Could you return every record below exactly as it stands, leaving out the pictures?
○ ○ ○ ○ ○
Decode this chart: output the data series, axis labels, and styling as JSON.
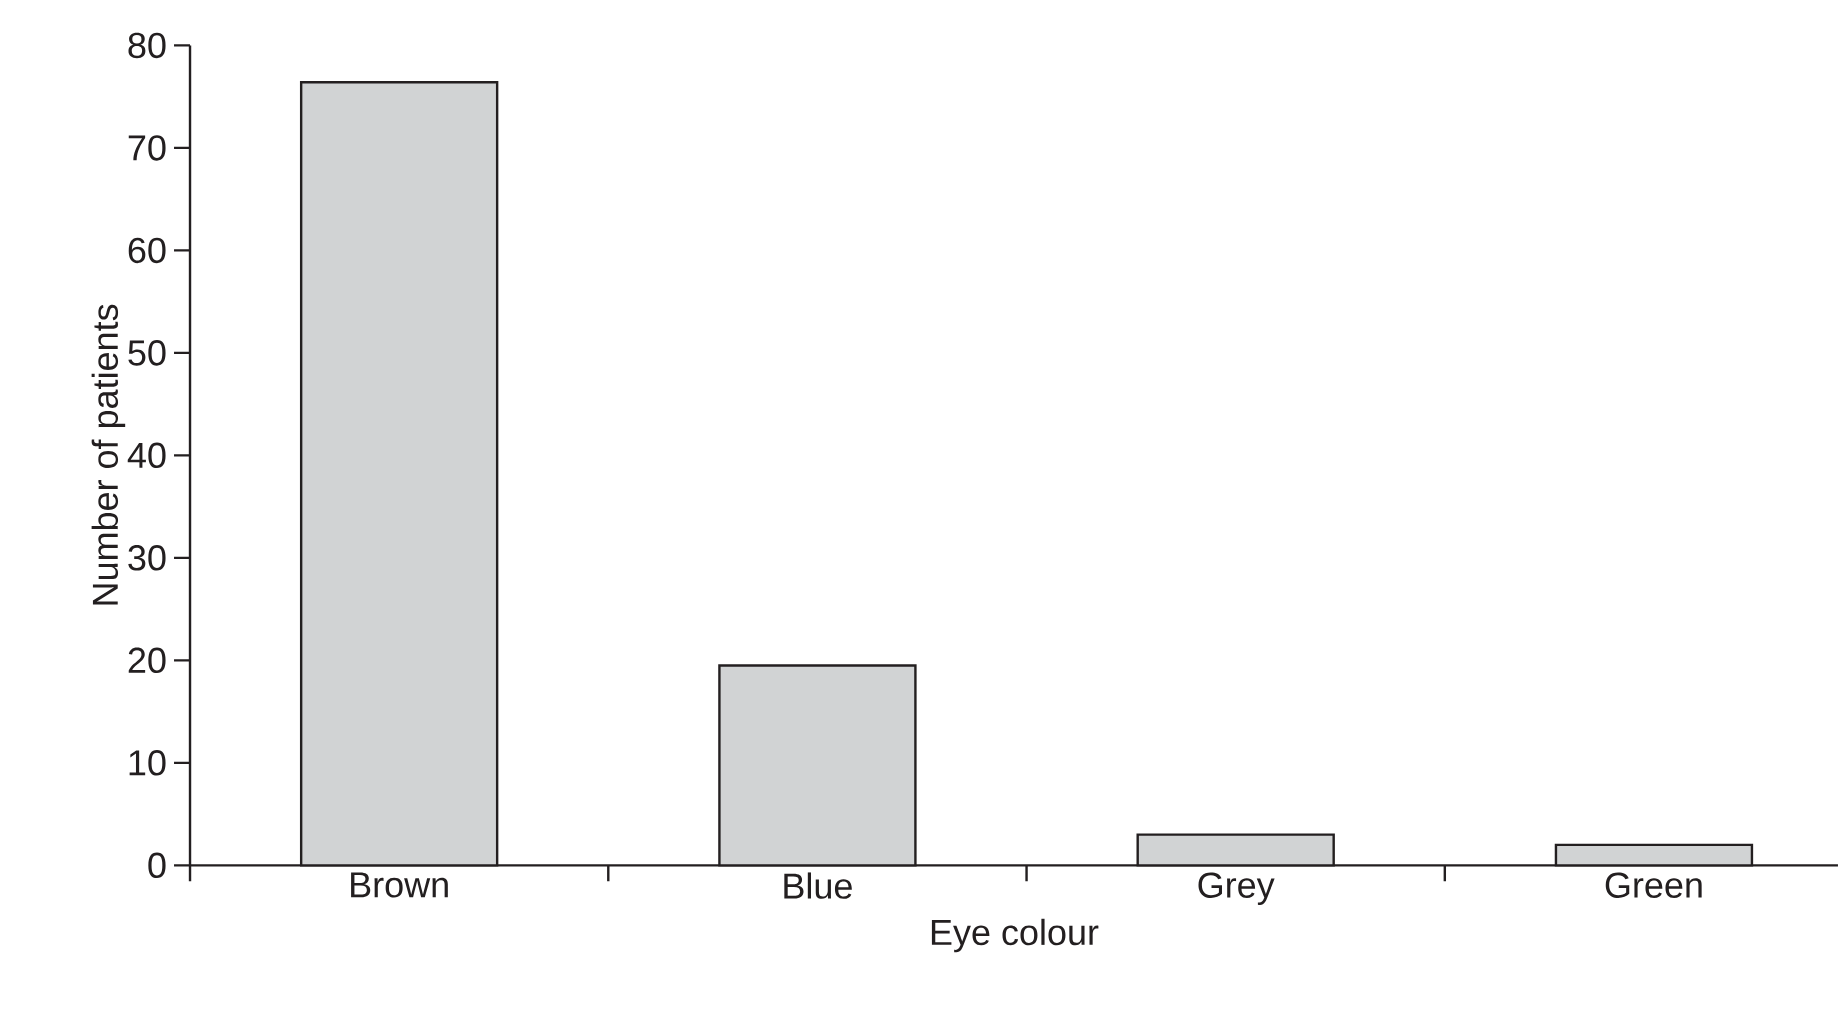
{
  "chart_data": {
    "type": "bar",
    "xlabel": "Eye colour",
    "ylabel": "Number of patients",
    "categories": [
      "Brown",
      "Blue",
      "Grey",
      "Green"
    ],
    "values": [
      76.4,
      19.5,
      3,
      2
    ],
    "color": "#d1d3d4",
    "ylim": [
      0,
      80
    ],
    "yticks": [
      0,
      10,
      20,
      30,
      40,
      50,
      60,
      70,
      80
    ]
  }
}
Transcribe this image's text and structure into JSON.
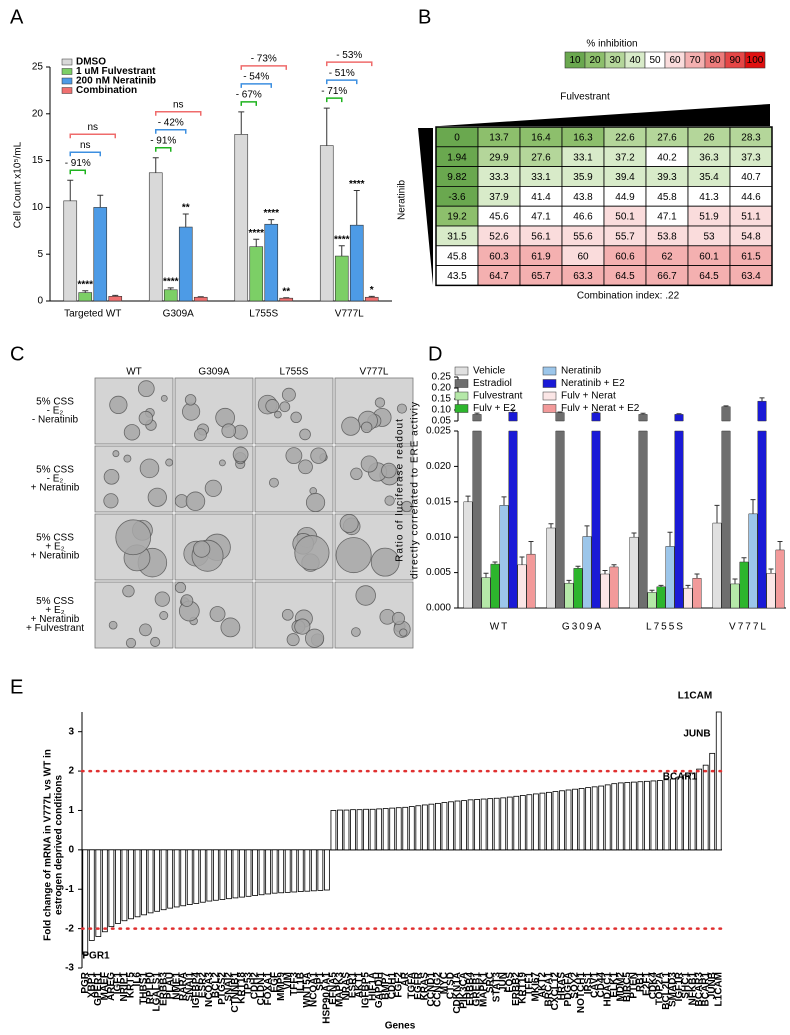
○ ○ ○ ○ ○
**SOLUTION TO THE EXERCISE**
Decode this chart: output the data series, axis labels, and styling as JSON.
{
  "chart_data": {
    "type": "bar",
    "xlabel": "Eye colour",
    "ylabel": "Number of patients",
    "categories": [
      "Brown",
      "Blue",
      "Grey",
      "Green"
    ],
    "values": [
      76.4,
      19.5,
      3,
      2
    ],
    "color": "#d1d3d4",
    "ylim": [
      0,
      80
    ],
    "yticks": [
      0,
      10,
      20,
      30,
      40,
      50,
      60,
      70,
      80
    ]
  }
}
Transcribe this image's text and structure into JSON.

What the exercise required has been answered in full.